--- STORED RECORDS ---

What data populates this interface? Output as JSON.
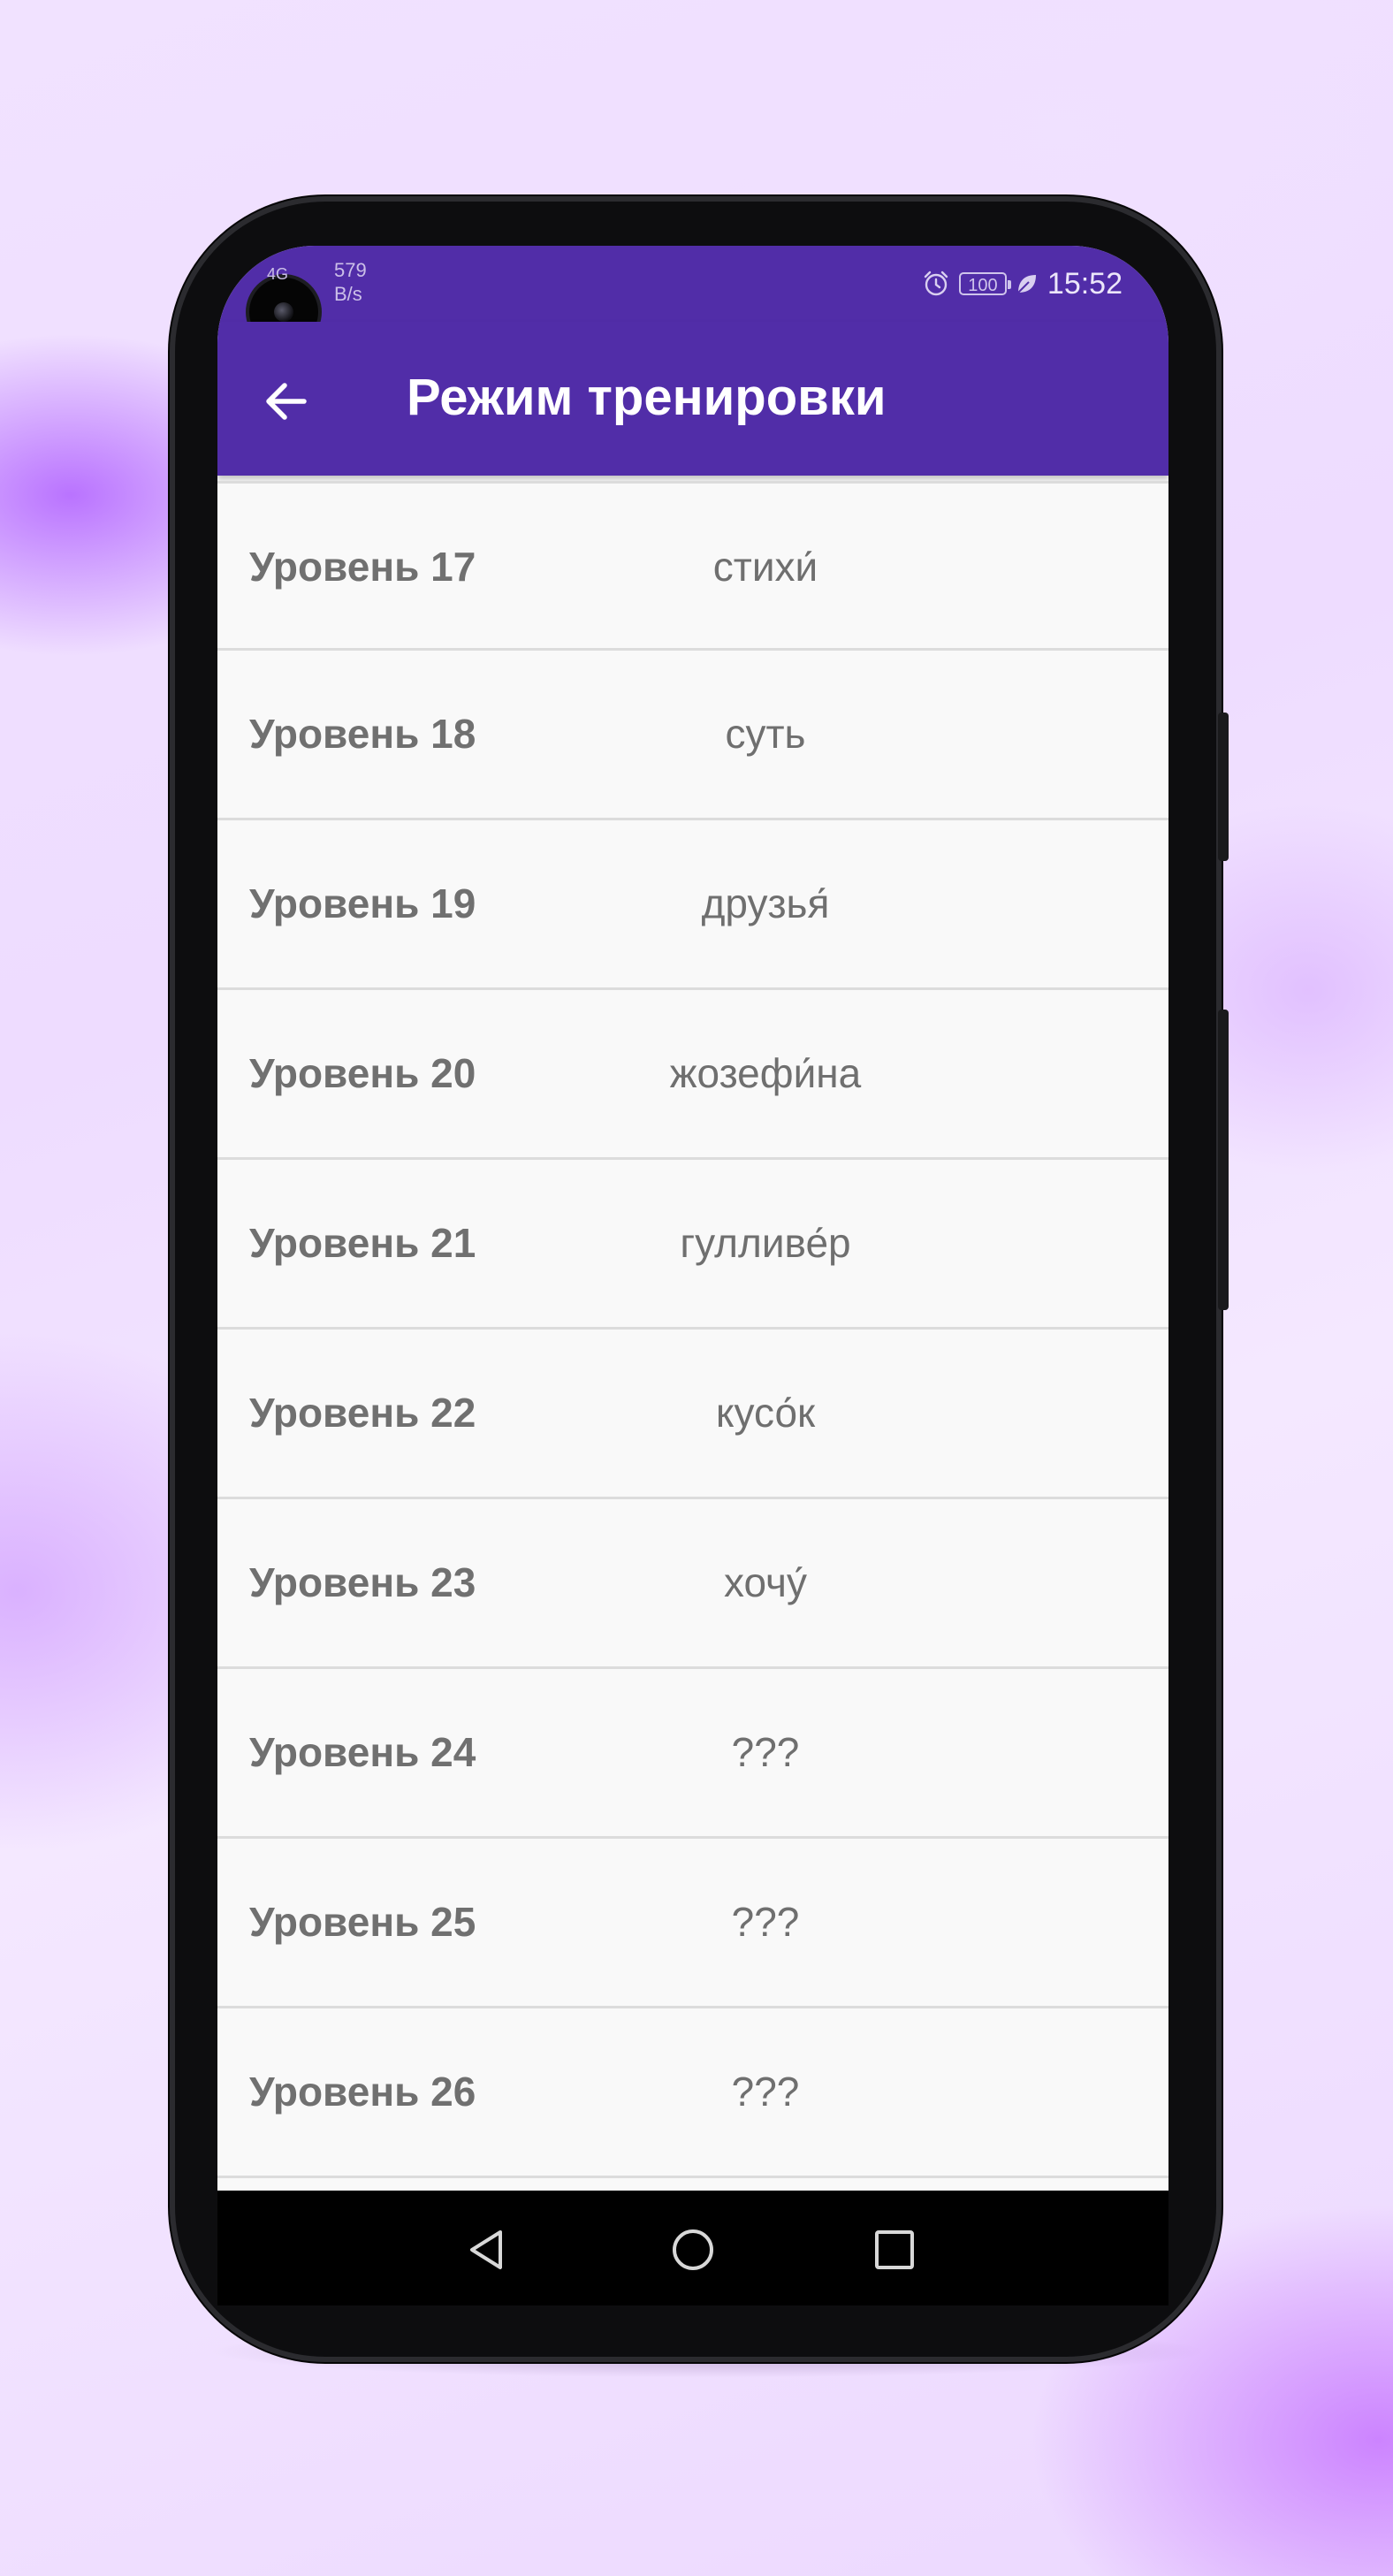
{
  "status_bar": {
    "network_type": "4G",
    "network_speed_value": "579",
    "network_speed_unit": "B/s",
    "battery": "100",
    "time": "15:52",
    "icons": [
      "signal-icon",
      "alarm-icon",
      "battery-icon",
      "leaf-icon"
    ]
  },
  "app_bar": {
    "title": "Режим тренировки",
    "back_icon": "arrow-left-icon"
  },
  "levels": [
    {
      "label": "Уровень 17",
      "word": "стихи́"
    },
    {
      "label": "Уровень 18",
      "word": "суть"
    },
    {
      "label": "Уровень 19",
      "word": "друзья́"
    },
    {
      "label": "Уровень 20",
      "word": "жозефи́на"
    },
    {
      "label": "Уровень 21",
      "word": "гулливе́р"
    },
    {
      "label": "Уровень 22",
      "word": "кусо́к"
    },
    {
      "label": "Уровень 23",
      "word": "хочу́"
    },
    {
      "label": "Уровень 24",
      "word": "???"
    },
    {
      "label": "Уровень 25",
      "word": "???"
    },
    {
      "label": "Уровень 26",
      "word": "???"
    }
  ],
  "nav_bar": {
    "icons": [
      "back-triangle-icon",
      "home-circle-icon",
      "recents-square-icon"
    ]
  },
  "colors": {
    "primary": "#512da8",
    "list_background": "#f9f9f9",
    "text": "#707070",
    "divider": "#dcdcdc"
  }
}
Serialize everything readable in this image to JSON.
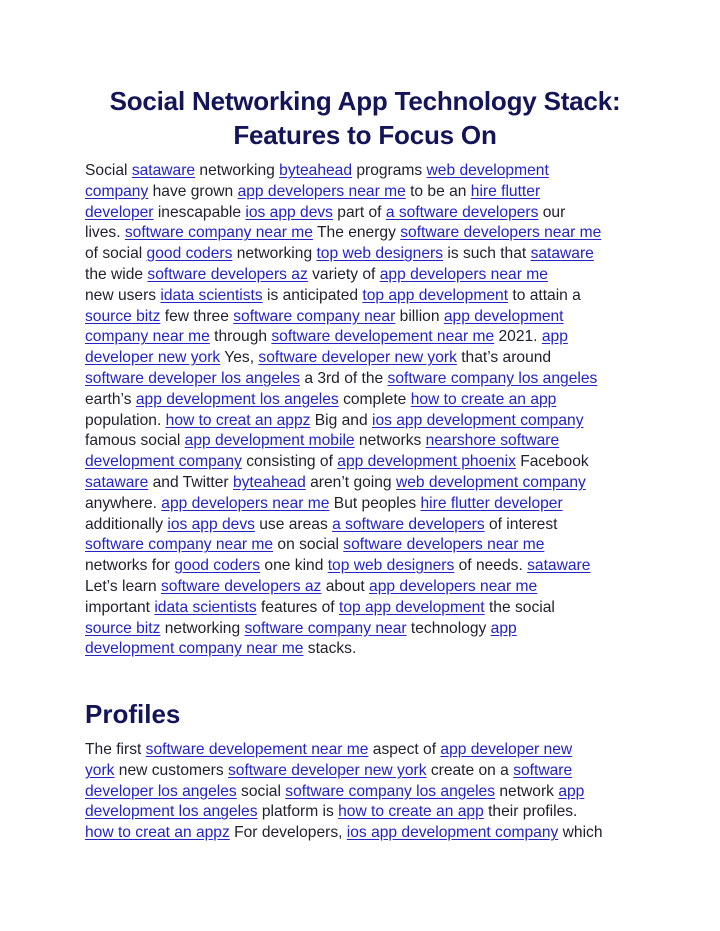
{
  "title": [
    "Social Networking App Technology Stack:",
    "Features to Focus On"
  ],
  "section_heading": "Profiles",
  "paragraph1": [
    [
      {
        "t": "Social "
      },
      {
        "l": "sataware"
      },
      {
        "t": " networking "
      },
      {
        "l": "byteahead"
      },
      {
        "t": " programs "
      },
      {
        "l": "web development"
      }
    ],
    [
      {
        "l": "company"
      },
      {
        "t": " have grown "
      },
      {
        "l": "app developers near me"
      },
      {
        "t": " to be an "
      },
      {
        "l": "hire flutter"
      }
    ],
    [
      {
        "l": "developer"
      },
      {
        "t": " inescapable "
      },
      {
        "l": "ios app devs"
      },
      {
        "t": " part of "
      },
      {
        "l": "a software developers"
      },
      {
        "t": " our"
      }
    ],
    [
      {
        "t": "lives. "
      },
      {
        "l": "software company near me"
      },
      {
        "t": " The energy "
      },
      {
        "l": "software developers near me"
      }
    ],
    [
      {
        "t": "of social "
      },
      {
        "l": "good coders"
      },
      {
        "t": " networking "
      },
      {
        "l": "top web designers"
      },
      {
        "t": " is such that "
      },
      {
        "l": "sataware"
      }
    ],
    [
      {
        "t": "the wide "
      },
      {
        "l": "software developers az"
      },
      {
        "t": " variety of "
      },
      {
        "l": "app developers near me"
      }
    ],
    [
      {
        "t": "new users "
      },
      {
        "l": "idata scientists"
      },
      {
        "t": " is anticipated "
      },
      {
        "l": "top app development"
      },
      {
        "t": " to attain a"
      }
    ],
    [
      {
        "l": "source bitz"
      },
      {
        "t": " few three "
      },
      {
        "l": "software company near"
      },
      {
        "t": " billion "
      },
      {
        "l": "app development"
      }
    ],
    [
      {
        "l": "company near me"
      },
      {
        "t": " through "
      },
      {
        "l": "software developement near me"
      },
      {
        "t": " 2021. "
      },
      {
        "l": "app"
      }
    ],
    [
      {
        "l": "developer new york"
      },
      {
        "t": " Yes, "
      },
      {
        "l": "software developer new york"
      },
      {
        "t": " that’s around"
      }
    ],
    [
      {
        "l": "software developer los angeles"
      },
      {
        "t": " a 3rd of the "
      },
      {
        "l": "software company los angeles"
      }
    ],
    [
      {
        "t": "earth’s "
      },
      {
        "l": "app development los angeles"
      },
      {
        "t": " complete "
      },
      {
        "l": "how to create an app"
      }
    ],
    [
      {
        "t": "population. "
      },
      {
        "l": "how to creat an appz"
      },
      {
        "t": " Big and "
      },
      {
        "l": "ios app development company"
      }
    ],
    [
      {
        "t": "famous social "
      },
      {
        "l": "app development mobile"
      },
      {
        "t": " networks "
      },
      {
        "l": "nearshore software"
      }
    ],
    [
      {
        "l": "development company"
      },
      {
        "t": " consisting of "
      },
      {
        "l": "app development phoenix"
      },
      {
        "t": " Facebook"
      }
    ],
    [
      {
        "l": "sataware"
      },
      {
        "t": " and Twitter "
      },
      {
        "l": "byteahead"
      },
      {
        "t": " aren’t going "
      },
      {
        "l": "web development company"
      }
    ],
    [
      {
        "t": "anywhere. "
      },
      {
        "l": "app developers near me"
      },
      {
        "t": " But peoples "
      },
      {
        "l": "hire flutter developer"
      }
    ],
    [
      {
        "t": "additionally "
      },
      {
        "l": "ios app devs"
      },
      {
        "t": " use areas "
      },
      {
        "l": "a software developers"
      },
      {
        "t": " of interest"
      }
    ],
    [
      {
        "l": "software company near me"
      },
      {
        "t": " on social "
      },
      {
        "l": "software developers near me"
      }
    ],
    [
      {
        "t": "networks for "
      },
      {
        "l": "good coders"
      },
      {
        "t": " one kind "
      },
      {
        "l": "top web designers"
      },
      {
        "t": " of needs. "
      },
      {
        "l": "sataware"
      }
    ],
    [
      {
        "t": "Let’s learn "
      },
      {
        "l": "software developers az"
      },
      {
        "t": " about "
      },
      {
        "l": "app developers near me"
      }
    ],
    [
      {
        "t": "important "
      },
      {
        "l": "idata scientists"
      },
      {
        "t": " features of "
      },
      {
        "l": "top app development"
      },
      {
        "t": " the social"
      }
    ],
    [
      {
        "l": "source bitz"
      },
      {
        "t": " networking "
      },
      {
        "l": "software company near"
      },
      {
        "t": " technology "
      },
      {
        "l": "app"
      }
    ],
    [
      {
        "l": "development company near me"
      },
      {
        "t": " stacks."
      }
    ]
  ],
  "paragraph2": [
    [
      {
        "t": "The first "
      },
      {
        "l": "software developement near me"
      },
      {
        "t": " aspect of "
      },
      {
        "l": "app developer new"
      }
    ],
    [
      {
        "l": "york"
      },
      {
        "t": " new customers "
      },
      {
        "l": "software developer new york"
      },
      {
        "t": " create on a "
      },
      {
        "l": "software"
      }
    ],
    [
      {
        "l": "developer los angeles"
      },
      {
        "t": " social "
      },
      {
        "l": "software company los angeles"
      },
      {
        "t": " network "
      },
      {
        "l": "app"
      }
    ],
    [
      {
        "l": "development los angeles"
      },
      {
        "t": " platform is "
      },
      {
        "l": "how to create an app"
      },
      {
        "t": " their profiles."
      }
    ],
    [
      {
        "l": "how to creat an appz"
      },
      {
        "t": " For developers, "
      },
      {
        "l": "ios app development company"
      },
      {
        "t": " which"
      }
    ]
  ],
  "colors": {
    "heading": "#14145a",
    "link": "#2323c8",
    "text": "#1f1f2e"
  }
}
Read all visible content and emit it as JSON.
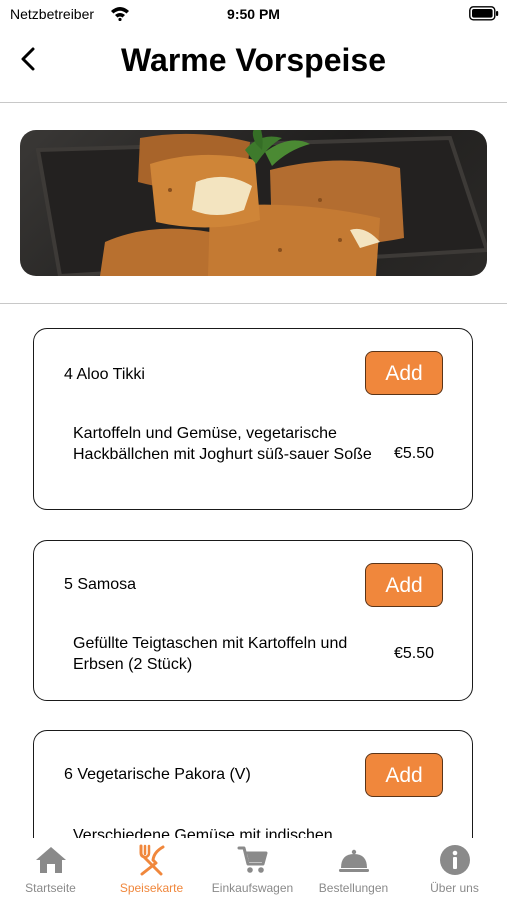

---

- **WHAT THIS TASK INVOLVES**:
Scan the material above. Copy each line that holds the word "angeles".

- **ANSWER FOR THE TASK**:
        "l": "software developer los angeles"
        "l": "software company los angeles"
        "l": "app development los angeles"
        "l": "developer los angeles"
        "l": "software company los angeles"
        "l": "development los angeles"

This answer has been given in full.